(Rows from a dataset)
-- BEGIN --
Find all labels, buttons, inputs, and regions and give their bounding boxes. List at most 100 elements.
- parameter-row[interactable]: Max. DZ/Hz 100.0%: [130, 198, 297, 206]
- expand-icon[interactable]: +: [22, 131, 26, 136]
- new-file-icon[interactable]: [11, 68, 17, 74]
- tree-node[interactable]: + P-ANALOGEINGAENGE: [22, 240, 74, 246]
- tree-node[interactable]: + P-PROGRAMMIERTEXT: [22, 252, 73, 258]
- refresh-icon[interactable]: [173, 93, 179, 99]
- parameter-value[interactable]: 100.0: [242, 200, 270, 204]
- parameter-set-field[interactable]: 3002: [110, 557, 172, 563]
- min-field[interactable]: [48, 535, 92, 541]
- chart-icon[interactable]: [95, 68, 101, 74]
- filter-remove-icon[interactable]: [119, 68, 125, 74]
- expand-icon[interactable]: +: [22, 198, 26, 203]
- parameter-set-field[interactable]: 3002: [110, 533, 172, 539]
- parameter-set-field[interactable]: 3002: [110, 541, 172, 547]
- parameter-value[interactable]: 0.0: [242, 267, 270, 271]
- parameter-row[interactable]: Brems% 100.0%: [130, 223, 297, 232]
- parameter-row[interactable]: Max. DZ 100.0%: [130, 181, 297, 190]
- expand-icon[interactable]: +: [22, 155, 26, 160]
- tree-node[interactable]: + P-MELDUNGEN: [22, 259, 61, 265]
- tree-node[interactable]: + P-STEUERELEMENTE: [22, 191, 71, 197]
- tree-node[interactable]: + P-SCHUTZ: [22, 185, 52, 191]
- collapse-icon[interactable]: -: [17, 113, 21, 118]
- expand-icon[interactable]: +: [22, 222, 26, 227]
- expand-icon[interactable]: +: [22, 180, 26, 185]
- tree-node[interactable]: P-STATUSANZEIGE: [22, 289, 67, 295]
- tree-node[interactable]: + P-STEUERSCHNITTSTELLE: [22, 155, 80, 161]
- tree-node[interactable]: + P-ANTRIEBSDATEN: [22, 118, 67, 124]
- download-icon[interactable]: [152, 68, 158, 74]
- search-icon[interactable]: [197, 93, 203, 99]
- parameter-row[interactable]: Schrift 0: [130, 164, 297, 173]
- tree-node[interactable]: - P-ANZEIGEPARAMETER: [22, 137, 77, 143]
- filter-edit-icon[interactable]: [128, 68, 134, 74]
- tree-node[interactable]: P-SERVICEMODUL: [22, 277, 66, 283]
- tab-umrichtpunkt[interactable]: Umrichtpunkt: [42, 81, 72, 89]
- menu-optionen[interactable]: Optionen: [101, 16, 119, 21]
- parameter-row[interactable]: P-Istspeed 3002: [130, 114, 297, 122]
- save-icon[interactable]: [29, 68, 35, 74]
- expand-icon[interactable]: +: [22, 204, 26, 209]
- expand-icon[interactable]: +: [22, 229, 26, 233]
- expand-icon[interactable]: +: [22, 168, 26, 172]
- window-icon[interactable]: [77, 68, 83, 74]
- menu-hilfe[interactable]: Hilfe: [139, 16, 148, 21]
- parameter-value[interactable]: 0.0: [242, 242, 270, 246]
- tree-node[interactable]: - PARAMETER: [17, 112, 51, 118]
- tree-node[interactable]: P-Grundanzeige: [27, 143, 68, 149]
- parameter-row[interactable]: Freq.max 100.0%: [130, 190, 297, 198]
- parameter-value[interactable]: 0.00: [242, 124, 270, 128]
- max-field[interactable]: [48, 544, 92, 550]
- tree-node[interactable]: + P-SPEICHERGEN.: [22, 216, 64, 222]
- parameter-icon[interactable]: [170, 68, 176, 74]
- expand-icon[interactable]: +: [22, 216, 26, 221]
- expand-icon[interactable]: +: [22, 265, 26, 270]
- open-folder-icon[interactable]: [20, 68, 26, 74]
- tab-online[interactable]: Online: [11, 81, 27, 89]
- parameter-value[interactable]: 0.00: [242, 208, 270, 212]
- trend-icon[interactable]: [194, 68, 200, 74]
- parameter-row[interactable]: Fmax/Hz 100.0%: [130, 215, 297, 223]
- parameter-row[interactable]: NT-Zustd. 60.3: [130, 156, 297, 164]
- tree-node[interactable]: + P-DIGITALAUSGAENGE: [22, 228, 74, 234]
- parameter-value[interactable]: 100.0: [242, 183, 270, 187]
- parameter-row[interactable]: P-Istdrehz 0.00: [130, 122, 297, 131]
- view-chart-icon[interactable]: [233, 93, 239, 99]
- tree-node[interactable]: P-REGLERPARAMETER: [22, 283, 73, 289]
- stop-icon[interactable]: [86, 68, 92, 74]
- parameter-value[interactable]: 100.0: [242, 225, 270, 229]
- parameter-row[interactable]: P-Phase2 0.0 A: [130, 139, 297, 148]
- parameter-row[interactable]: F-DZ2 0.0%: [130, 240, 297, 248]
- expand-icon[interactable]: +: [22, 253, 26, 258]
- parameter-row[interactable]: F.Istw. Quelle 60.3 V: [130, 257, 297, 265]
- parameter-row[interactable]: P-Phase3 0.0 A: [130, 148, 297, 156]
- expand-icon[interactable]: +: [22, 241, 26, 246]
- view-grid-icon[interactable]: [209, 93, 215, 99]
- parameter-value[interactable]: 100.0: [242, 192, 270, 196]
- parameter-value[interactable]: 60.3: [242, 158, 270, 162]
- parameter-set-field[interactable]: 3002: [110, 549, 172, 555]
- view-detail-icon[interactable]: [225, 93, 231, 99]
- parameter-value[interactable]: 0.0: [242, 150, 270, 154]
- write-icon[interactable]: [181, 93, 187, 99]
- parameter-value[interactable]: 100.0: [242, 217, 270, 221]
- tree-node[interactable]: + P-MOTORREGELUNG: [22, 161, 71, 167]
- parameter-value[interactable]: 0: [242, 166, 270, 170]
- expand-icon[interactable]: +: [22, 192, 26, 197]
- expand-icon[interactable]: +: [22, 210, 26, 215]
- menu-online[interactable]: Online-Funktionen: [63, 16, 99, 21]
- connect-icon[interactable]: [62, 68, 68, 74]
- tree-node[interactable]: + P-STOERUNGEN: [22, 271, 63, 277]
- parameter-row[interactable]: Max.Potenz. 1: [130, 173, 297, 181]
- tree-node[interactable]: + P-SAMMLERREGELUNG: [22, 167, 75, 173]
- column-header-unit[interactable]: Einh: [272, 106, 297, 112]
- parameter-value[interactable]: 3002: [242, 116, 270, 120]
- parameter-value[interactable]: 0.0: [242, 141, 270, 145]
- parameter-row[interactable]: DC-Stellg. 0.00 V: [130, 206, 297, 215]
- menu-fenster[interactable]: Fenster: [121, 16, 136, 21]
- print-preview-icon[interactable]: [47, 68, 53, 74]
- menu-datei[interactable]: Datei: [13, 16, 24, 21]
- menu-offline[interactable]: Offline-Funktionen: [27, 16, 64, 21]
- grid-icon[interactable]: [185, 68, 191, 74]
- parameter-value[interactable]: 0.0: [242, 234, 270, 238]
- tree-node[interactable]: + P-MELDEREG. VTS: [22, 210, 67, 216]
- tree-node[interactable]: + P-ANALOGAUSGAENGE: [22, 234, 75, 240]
-- END --
● The exercise
Please rewrite the entries above, replacing each "parameter-row" with "param-row" and leaving everything else unchanged.

● Reply
Find all labels, buttons, inputs, and regions and give their bounding boxes. List at most 100 elements.
- param-row[interactable]: Max. DZ/Hz 100.0%: [130, 198, 297, 206]
- expand-icon[interactable]: +: [22, 131, 26, 136]
- new-file-icon[interactable]: [11, 68, 17, 74]
- tree-node[interactable]: + P-ANALOGEINGAENGE: [22, 240, 74, 246]
- tree-node[interactable]: + P-PROGRAMMIERTEXT: [22, 252, 73, 258]
- refresh-icon[interactable]: [173, 93, 179, 99]
- parameter-value[interactable]: 100.0: [242, 200, 270, 204]
- parameter-set-field[interactable]: 3002: [110, 557, 172, 563]
- min-field[interactable]: [48, 535, 92, 541]
- chart-icon[interactable]: [95, 68, 101, 74]
- filter-remove-icon[interactable]: [119, 68, 125, 74]
- expand-icon[interactable]: +: [22, 198, 26, 203]
- parameter-set-field[interactable]: 3002: [110, 533, 172, 539]
- parameter-set-field[interactable]: 3002: [110, 541, 172, 547]
- parameter-value[interactable]: 0.0: [242, 267, 270, 271]
- param-row[interactable]: Brems% 100.0%: [130, 223, 297, 232]
- param-row[interactable]: Max. DZ 100.0%: [130, 181, 297, 190]
- expand-icon[interactable]: +: [22, 155, 26, 160]
- tree-node[interactable]: + P-MELDUNGEN: [22, 259, 61, 265]
- tree-node[interactable]: + P-STEUERELEMENTE: [22, 191, 71, 197]
- tree-node[interactable]: + P-SCHUTZ: [22, 185, 52, 191]
- collapse-icon[interactable]: -: [17, 113, 21, 118]
- expand-icon[interactable]: +: [22, 222, 26, 227]
- expand-icon[interactable]: +: [22, 180, 26, 185]
- tree-node[interactable]: P-STATUSANZEIGE: [22, 289, 67, 295]
- tree-node[interactable]: + P-STEUERSCHNITTSTELLE: [22, 155, 80, 161]
- tree-node[interactable]: + P-ANTRIEBSDATEN: [22, 118, 67, 124]
- download-icon[interactable]: [152, 68, 158, 74]
- search-icon[interactable]: [197, 93, 203, 99]
- param-row[interactable]: Schrift 0: [130, 164, 297, 173]
- tree-node[interactable]: - P-ANZEIGEPARAMETER: [22, 137, 77, 143]
- filter-edit-icon[interactable]: [128, 68, 134, 74]
- tree-node[interactable]: P-SERVICEMODUL: [22, 277, 66, 283]
- tab-umrichtpunkt[interactable]: Umrichtpunkt: [42, 81, 72, 89]
- menu-optionen[interactable]: Optionen: [101, 16, 119, 21]
- param-row[interactable]: P-Istspeed 3002: [130, 114, 297, 122]
- save-icon[interactable]: [29, 68, 35, 74]
- expand-icon[interactable]: +: [22, 204, 26, 209]
- expand-icon[interactable]: +: [22, 229, 26, 233]
- expand-icon[interactable]: +: [22, 168, 26, 172]
- window-icon[interactable]: [77, 68, 83, 74]
- menu-hilfe[interactable]: Hilfe: [139, 16, 148, 21]
- parameter-value[interactable]: 0.0: [242, 242, 270, 246]
- tree-node[interactable]: - PARAMETER: [17, 112, 51, 118]
- tree-node[interactable]: P-Grundanzeige: [27, 143, 68, 149]
- param-row[interactable]: Freq.max 100.0%: [130, 190, 297, 198]
- parameter-value[interactable]: 0.00: [242, 124, 270, 128]
- max-field[interactable]: [48, 544, 92, 550]
- tree-node[interactable]: + P-SPEICHERGEN.: [22, 216, 64, 222]
- parameter-icon[interactable]: [170, 68, 176, 74]
- expand-icon[interactable]: +: [22, 216, 26, 221]
- expand-icon[interactable]: +: [22, 265, 26, 270]
- open-folder-icon[interactable]: [20, 68, 26, 74]
- tab-online[interactable]: Online: [11, 81, 27, 89]
- parameter-value[interactable]: 0.00: [242, 208, 270, 212]
- trend-icon[interactable]: [194, 68, 200, 74]
- param-row[interactable]: Fmax/Hz 100.0%: [130, 215, 297, 223]
- param-row[interactable]: NT-Zustd. 60.3: [130, 156, 297, 164]
- tree-node[interactable]: + P-DIGITALAUSGAENGE: [22, 228, 74, 234]
- parameter-value[interactable]: 100.0: [242, 183, 270, 187]
- param-row[interactable]: P-Istdrehz 0.00: [130, 122, 297, 131]
- view-chart-icon[interactable]: [233, 93, 239, 99]
- tree-node[interactable]: P-REGLERPARAMETER: [22, 283, 73, 289]
- stop-icon[interactable]: [86, 68, 92, 74]
- parameter-value[interactable]: 100.0: [242, 225, 270, 229]
- param-row[interactable]: P-Phase2 0.0 A: [130, 139, 297, 148]
- param-row[interactable]: F-DZ2 0.0%: [130, 240, 297, 248]
- expand-icon[interactable]: +: [22, 253, 26, 258]
- param-row[interactable]: F.Istw. Quelle 60.3 V: [130, 257, 297, 265]
- param-row[interactable]: P-Phase3 0.0 A: [130, 148, 297, 156]
- expand-icon[interactable]: +: [22, 241, 26, 246]
- view-grid-icon[interactable]: [209, 93, 215, 99]
- parameter-value[interactable]: 100.0: [242, 192, 270, 196]
- parameter-value[interactable]: 60.3: [242, 158, 270, 162]
- parameter-set-field[interactable]: 3002: [110, 549, 172, 555]
- view-detail-icon[interactable]: [225, 93, 231, 99]
- parameter-value[interactable]: 0.0: [242, 150, 270, 154]
- write-icon[interactable]: [181, 93, 187, 99]
- parameter-value[interactable]: 100.0: [242, 217, 270, 221]
- tree-node[interactable]: + P-MOTORREGELUNG: [22, 161, 71, 167]
- parameter-value[interactable]: 0: [242, 166, 270, 170]
- expand-icon[interactable]: +: [22, 192, 26, 197]
- expand-icon[interactable]: +: [22, 210, 26, 215]
- menu-online[interactable]: Online-Funktionen: [63, 16, 99, 21]
- connect-icon[interactable]: [62, 68, 68, 74]
- tree-node[interactable]: + P-STOERUNGEN: [22, 271, 63, 277]
- param-row[interactable]: Max.Potenz. 1: [130, 173, 297, 181]
- tree-node[interactable]: + P-SAMMLERREGELUNG: [22, 167, 75, 173]
- column-header-unit[interactable]: Einh: [272, 106, 297, 112]
- parameter-value[interactable]: 3002: [242, 116, 270, 120]
- parameter-value[interactable]: 0.0: [242, 141, 270, 145]
- param-row[interactable]: DC-Stellg. 0.00 V: [130, 206, 297, 215]
- menu-fenster[interactable]: Fenster: [121, 16, 136, 21]
- print-preview-icon[interactable]: [47, 68, 53, 74]
- menu-datei[interactable]: Datei: [13, 16, 24, 21]
- menu-offline[interactable]: Offline-Funktionen: [27, 16, 64, 21]
- grid-icon[interactable]: [185, 68, 191, 74]
- parameter-value[interactable]: 0.0: [242, 234, 270, 238]
- tree-node[interactable]: + P-MELDEREG. VTS: [22, 210, 67, 216]
- tree-node[interactable]: + P-ANALOGAUSGAENGE: [22, 234, 75, 240]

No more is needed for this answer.